/---

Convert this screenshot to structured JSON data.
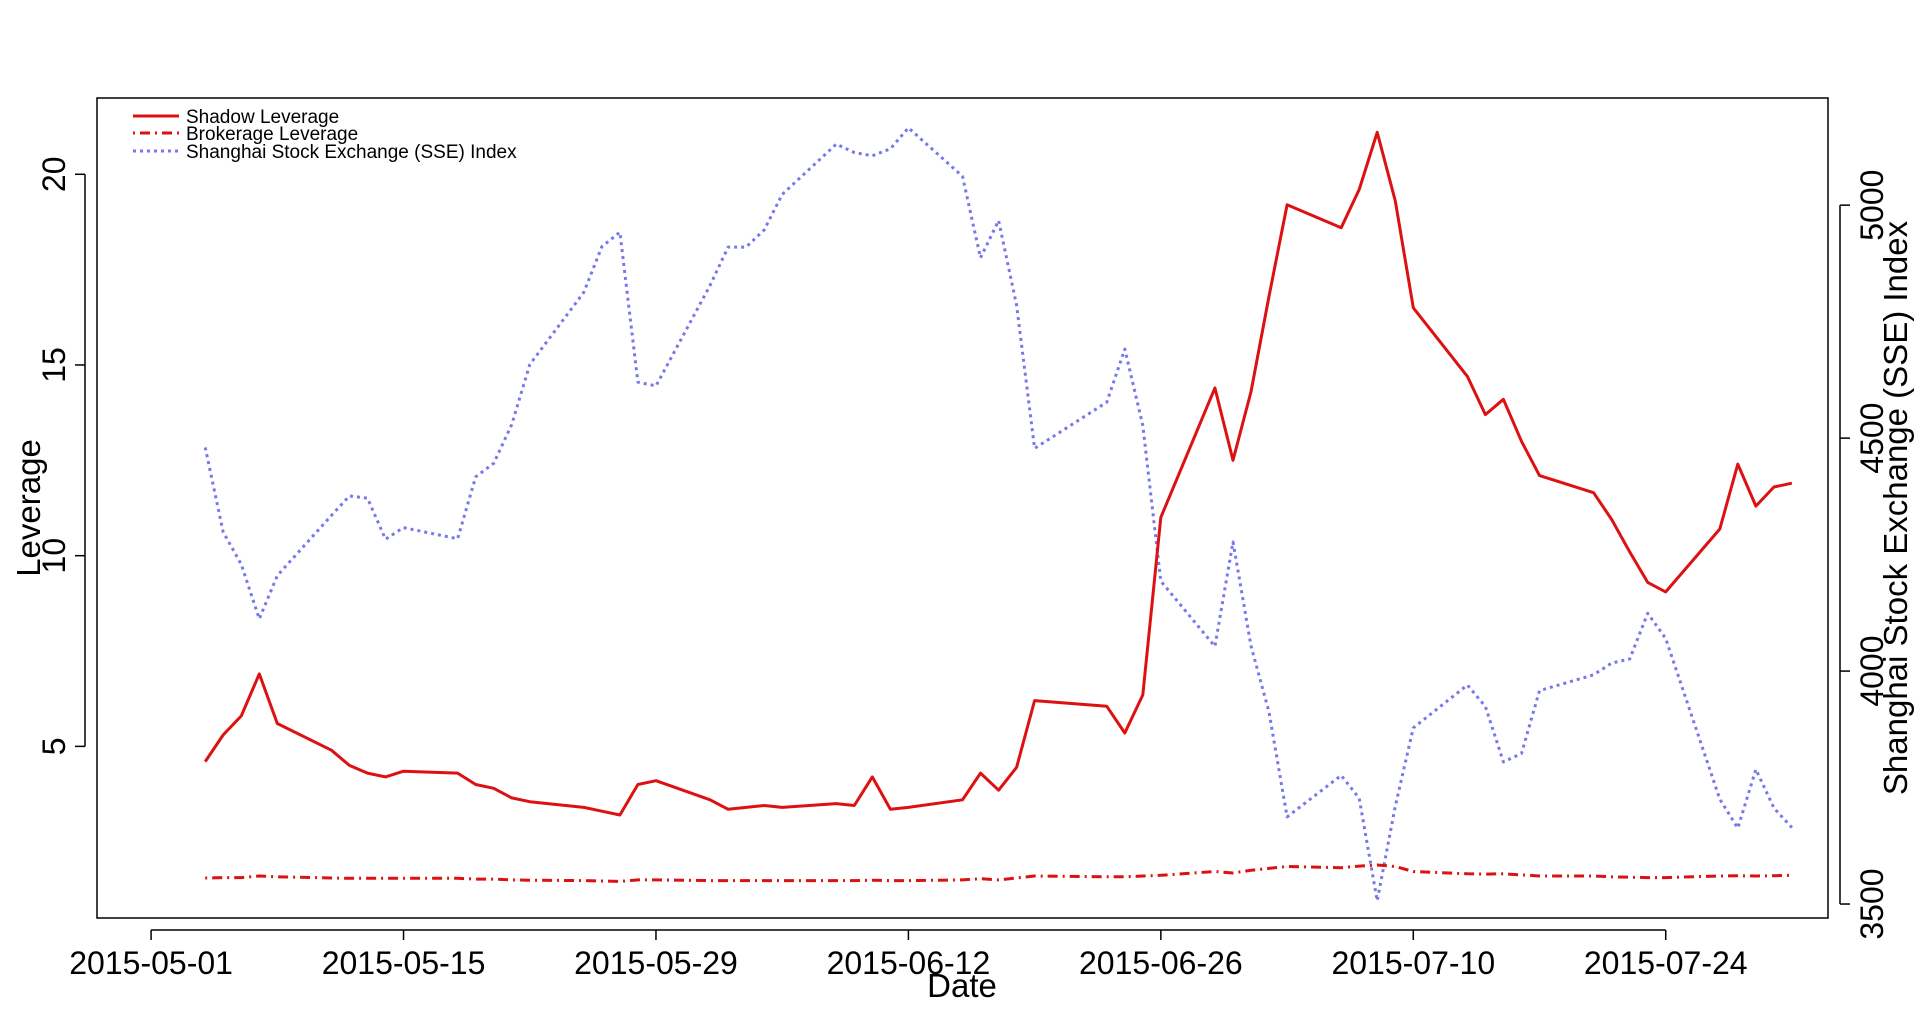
{
  "chart_data": {
    "type": "line",
    "xlabel": "Date",
    "ylabel_left": "Leverage",
    "ylabel_right": "Shanghai Stock Exchange (SSE) Index",
    "x_range": [
      "2015-04-28",
      "2015-08-02"
    ],
    "ylim_left": [
      0.5,
      22
    ],
    "ylim_right": [
      3470,
      5230
    ],
    "x_ticks": [
      "2015-05-01",
      "2015-05-15",
      "2015-05-29",
      "2015-06-12",
      "2015-06-26",
      "2015-07-10",
      "2015-07-24"
    ],
    "y_ticks_left": [
      5,
      10,
      15,
      20
    ],
    "y_ticks_right": [
      3500,
      4000,
      4500,
      5000
    ],
    "legend": {
      "position": "top-left"
    },
    "series": [
      {
        "name": "Shadow Leverage",
        "axis": "left",
        "color": "#dd1111",
        "style": "solid",
        "x": [
          "2015-05-04",
          "2015-05-05",
          "2015-05-06",
          "2015-05-07",
          "2015-05-08",
          "2015-05-11",
          "2015-05-12",
          "2015-05-13",
          "2015-05-14",
          "2015-05-15",
          "2015-05-18",
          "2015-05-19",
          "2015-05-20",
          "2015-05-21",
          "2015-05-22",
          "2015-05-25",
          "2015-05-26",
          "2015-05-27",
          "2015-05-28",
          "2015-05-29",
          "2015-06-01",
          "2015-06-02",
          "2015-06-03",
          "2015-06-04",
          "2015-06-05",
          "2015-06-08",
          "2015-06-09",
          "2015-06-10",
          "2015-06-11",
          "2015-06-12",
          "2015-06-15",
          "2015-06-16",
          "2015-06-17",
          "2015-06-18",
          "2015-06-19",
          "2015-06-23",
          "2015-06-24",
          "2015-06-25",
          "2015-06-26",
          "2015-06-29",
          "2015-06-30",
          "2015-07-01",
          "2015-07-02",
          "2015-07-03",
          "2015-07-06",
          "2015-07-07",
          "2015-07-08",
          "2015-07-09",
          "2015-07-10",
          "2015-07-13",
          "2015-07-14",
          "2015-07-15",
          "2015-07-16",
          "2015-07-17",
          "2015-07-20",
          "2015-07-21",
          "2015-07-22",
          "2015-07-23",
          "2015-07-24",
          "2015-07-27",
          "2015-07-28",
          "2015-07-29",
          "2015-07-30",
          "2015-07-31"
        ],
        "values": [
          4.6,
          5.3,
          5.8,
          6.9,
          5.6,
          4.9,
          4.5,
          4.3,
          4.2,
          4.35,
          4.3,
          4.0,
          3.9,
          3.65,
          3.55,
          3.4,
          3.3,
          3.2,
          4.0,
          4.1,
          3.6,
          3.35,
          3.4,
          3.45,
          3.4,
          3.5,
          3.45,
          4.2,
          3.35,
          3.4,
          3.6,
          4.3,
          3.85,
          4.45,
          6.2,
          6.05,
          5.35,
          6.35,
          11.0,
          14.4,
          12.5,
          14.3,
          16.8,
          19.2,
          18.6,
          19.6,
          21.1,
          19.3,
          16.5,
          14.7,
          13.7,
          14.1,
          13.0,
          12.1,
          11.65,
          10.95,
          10.1,
          9.3,
          9.05,
          10.7,
          12.4,
          11.3,
          11.8,
          11.9
        ]
      },
      {
        "name": "Brokerage Leverage",
        "axis": "left",
        "color": "#dd1111",
        "style": "dotdash",
        "x": [
          "2015-05-04",
          "2015-05-05",
          "2015-05-06",
          "2015-05-07",
          "2015-05-08",
          "2015-05-11",
          "2015-05-12",
          "2015-05-13",
          "2015-05-14",
          "2015-05-15",
          "2015-05-18",
          "2015-05-19",
          "2015-05-20",
          "2015-05-21",
          "2015-05-22",
          "2015-05-25",
          "2015-05-26",
          "2015-05-27",
          "2015-05-28",
          "2015-05-29",
          "2015-06-01",
          "2015-06-02",
          "2015-06-03",
          "2015-06-04",
          "2015-06-05",
          "2015-06-08",
          "2015-06-09",
          "2015-06-10",
          "2015-06-11",
          "2015-06-12",
          "2015-06-15",
          "2015-06-16",
          "2015-06-17",
          "2015-06-18",
          "2015-06-19",
          "2015-06-23",
          "2015-06-24",
          "2015-06-25",
          "2015-06-26",
          "2015-06-29",
          "2015-06-30",
          "2015-07-01",
          "2015-07-02",
          "2015-07-03",
          "2015-07-06",
          "2015-07-07",
          "2015-07-08",
          "2015-07-09",
          "2015-07-10",
          "2015-07-13",
          "2015-07-14",
          "2015-07-15",
          "2015-07-16",
          "2015-07-17",
          "2015-07-20",
          "2015-07-21",
          "2015-07-22",
          "2015-07-23",
          "2015-07-24",
          "2015-07-27",
          "2015-07-28",
          "2015-07-29",
          "2015-07-30",
          "2015-07-31"
        ],
        "values": [
          1.55,
          1.56,
          1.56,
          1.6,
          1.58,
          1.55,
          1.54,
          1.54,
          1.54,
          1.54,
          1.54,
          1.52,
          1.52,
          1.5,
          1.49,
          1.48,
          1.47,
          1.46,
          1.5,
          1.5,
          1.48,
          1.48,
          1.48,
          1.48,
          1.48,
          1.48,
          1.48,
          1.49,
          1.48,
          1.48,
          1.5,
          1.53,
          1.5,
          1.55,
          1.6,
          1.58,
          1.58,
          1.6,
          1.62,
          1.72,
          1.68,
          1.75,
          1.8,
          1.85,
          1.82,
          1.86,
          1.89,
          1.85,
          1.72,
          1.66,
          1.65,
          1.66,
          1.63,
          1.6,
          1.6,
          1.58,
          1.57,
          1.56,
          1.56,
          1.6,
          1.61,
          1.6,
          1.61,
          1.62
        ]
      },
      {
        "name": "Shanghai Stock Exchange (SSE) Index",
        "axis": "right",
        "color": "#7777ee",
        "style": "dotted",
        "x": [
          "2015-05-04",
          "2015-05-05",
          "2015-05-06",
          "2015-05-07",
          "2015-05-08",
          "2015-05-11",
          "2015-05-12",
          "2015-05-13",
          "2015-05-14",
          "2015-05-15",
          "2015-05-18",
          "2015-05-19",
          "2015-05-20",
          "2015-05-21",
          "2015-05-22",
          "2015-05-25",
          "2015-05-26",
          "2015-05-27",
          "2015-05-28",
          "2015-05-29",
          "2015-06-01",
          "2015-06-02",
          "2015-06-03",
          "2015-06-04",
          "2015-06-05",
          "2015-06-08",
          "2015-06-09",
          "2015-06-10",
          "2015-06-11",
          "2015-06-12",
          "2015-06-15",
          "2015-06-16",
          "2015-06-17",
          "2015-06-18",
          "2015-06-19",
          "2015-06-23",
          "2015-06-24",
          "2015-06-25",
          "2015-06-26",
          "2015-06-29",
          "2015-06-30",
          "2015-07-01",
          "2015-07-02",
          "2015-07-03",
          "2015-07-06",
          "2015-07-07",
          "2015-07-08",
          "2015-07-09",
          "2015-07-10",
          "2015-07-13",
          "2015-07-14",
          "2015-07-15",
          "2015-07-16",
          "2015-07-17",
          "2015-07-20",
          "2015-07-21",
          "2015-07-22",
          "2015-07-23",
          "2015-07-24",
          "2015-07-27",
          "2015-07-28",
          "2015-07-29",
          "2015-07-30",
          "2015-07-31"
        ],
        "values": [
          4480,
          4298,
          4229,
          4112,
          4205,
          4334,
          4376,
          4371,
          4283,
          4308,
          4284,
          4417,
          4446,
          4529,
          4658,
          4813,
          4911,
          4942,
          4620,
          4612,
          4828,
          4910,
          4910,
          4947,
          5023,
          5131,
          5113,
          5106,
          5121,
          5166,
          5062,
          4887,
          4967,
          4785,
          4478,
          4577,
          4691,
          4527,
          4193,
          4053,
          4277,
          4054,
          3912,
          3687,
          3776,
          3727,
          3507,
          3710,
          3878,
          3970,
          3924,
          3805,
          3823,
          3958,
          3992,
          4017,
          4026,
          4124,
          4070,
          3725,
          3663,
          3789,
          3706,
          3664
        ]
      }
    ]
  }
}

\---

Search the data above for the string "style" and copy each line that has it.

RESULT
        "style": "solid",
        "style": "dotdash",
        "style": "dotted",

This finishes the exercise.